─── Extrait cité

Avant que le GR2013 ne soit ouvert au public, le tracé provisoire avait été publié sur un site web provisoire par la capitale européenne de la culture. Il n’en fallait pas plus à un jeune urbaniste basé Bruxelles, passionné de randonnée urbaine, pour s’autoriser à parcourir une partie de l’itinéraire. En recopiant le tracé sur une carte IGN au 1/25 000e, en venant par ses propres moyens, en réservant une chambre dans des hôtels Formule 1, Paul-Hervé Lavessière est devenu le premier arpenteur, le premier «touriste» à emprunter le GR2013.

Je ne connaissais de Marseille que son centre-ville et sa basilique. En août 2012, j’entends parler du GR2013 à la radio dans une émission culturelle. Je consulte le site web du projet et me dirige rapidement vers ce qui m’apparaît comme le plus important : l’itinéraire. Je l’observe, je zoome, je dézoome. Ce tracé me parle, puis me séduit tout à fait.

Dans ce grand huit qui serpente joyeusement entre Salon-de-Provence, Martigues, Aix ou encore Aubagne, j’isole mentalement une petite boucle autour de Marseille et me renseigne déjà sur les horaires de train ainsi que sur les possibilités d’hébergement. Quelques semaines plus tard, je suis sur place, bien décidé à profiter des dernières miettes d’un été qu’on a déjà enterré depuis longtemps là-haut dans le Nord.

Ma présence sur ce morceau de GR est plus encore qu’une avant-première, puisque le tracé n’existe que sur papier ou écran (le balisage fut achevé en février 2013). J’ai donc dessiné le parcours au feutre sur ma carte IGN. Le périple est long, plus de 70 kilomètres, entre ville et campagne.

J’imagine qu’à une époque ancienne, on devait trouver des auberges destinées aux voyageurs à pied un peu partout. Aujourd’hui, à échelle de piéton, on a un choix limité mais l’hébergement est quand même possible, grâce aux hôtels de chaîne installés dans les zones d’activité ou zones commerciales. C’est leur localisation d’ailleurs qui a décidé de mes étapes.

Jeudi 4 octobre 2012. Du Vieux-Port à l’Estaque. – D’abord trempé par une averse matinale à Bruxelles, et séché par cinq heures de Thalys climatisé, me voici arrivé à Marseille, gare Saint-Charles, sous un beau soleil.

──────
─── Données fournies

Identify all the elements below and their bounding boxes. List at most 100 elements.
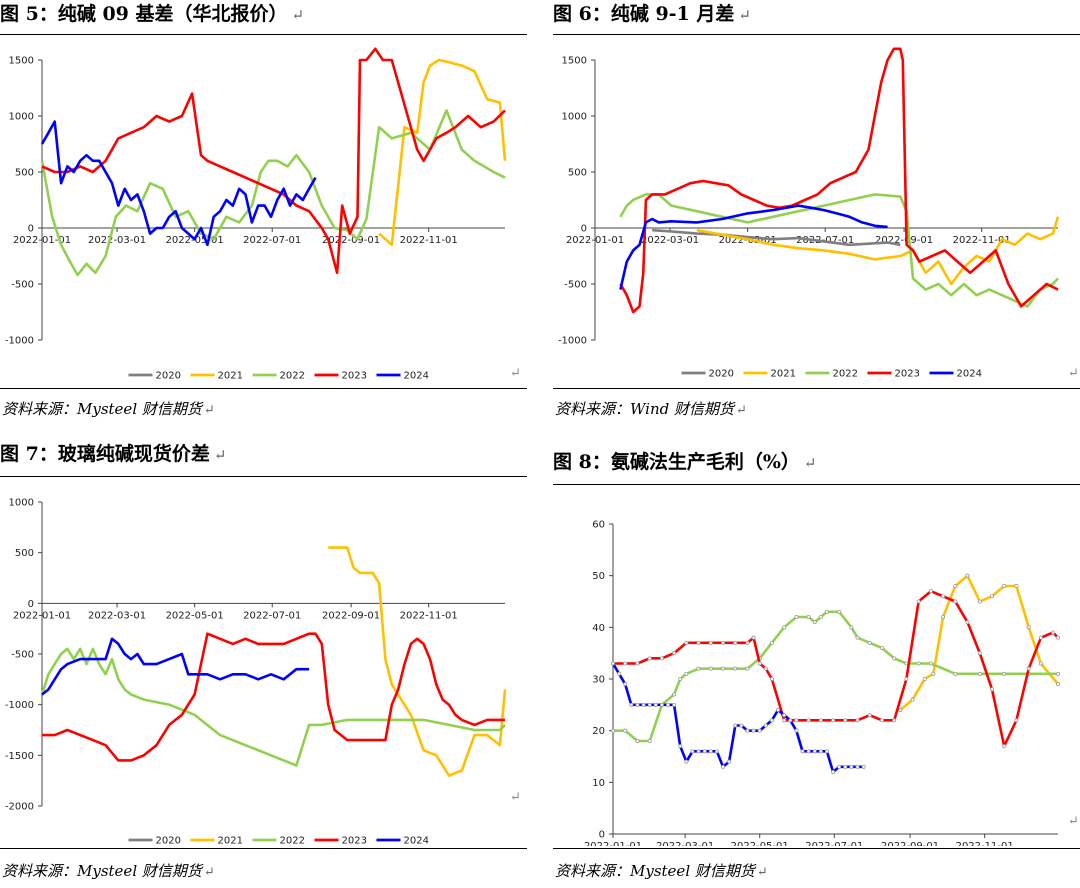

──────

--- Objectif de l'exercice ---
Mettez à jour l'extrait sur le GR2013 en recopiant le passage situé entre « Ma présence sur » et « de mes étapes. », inclus, et en y remplaçant « feutre » par « crayon ».

--- Corrigé ---
Ma présence sur ce morceau de GR est plus encore qu’une avant-première, puisque le tracé n’existe que sur papier ou écran (le balisage fut achevé en février 2013). J’ai donc dessiné le parcours au crayon sur ma carte IGN. Le périple est long, plus de 70 kilomètres, entre ville et campagne.

J’imagine qu’à une époque ancienne, on devait trouver des auberges destinées aux voyageurs à pied un peu partout. Aujourd’hui, à échelle de piéton, on a un choix limité mais l’hébergement est quand même possible, grâce aux hôtels de chaîne installés dans les zones d’activité ou zones commerciales. C’est leur localisation d’ailleurs qui a décidé de mes étapes.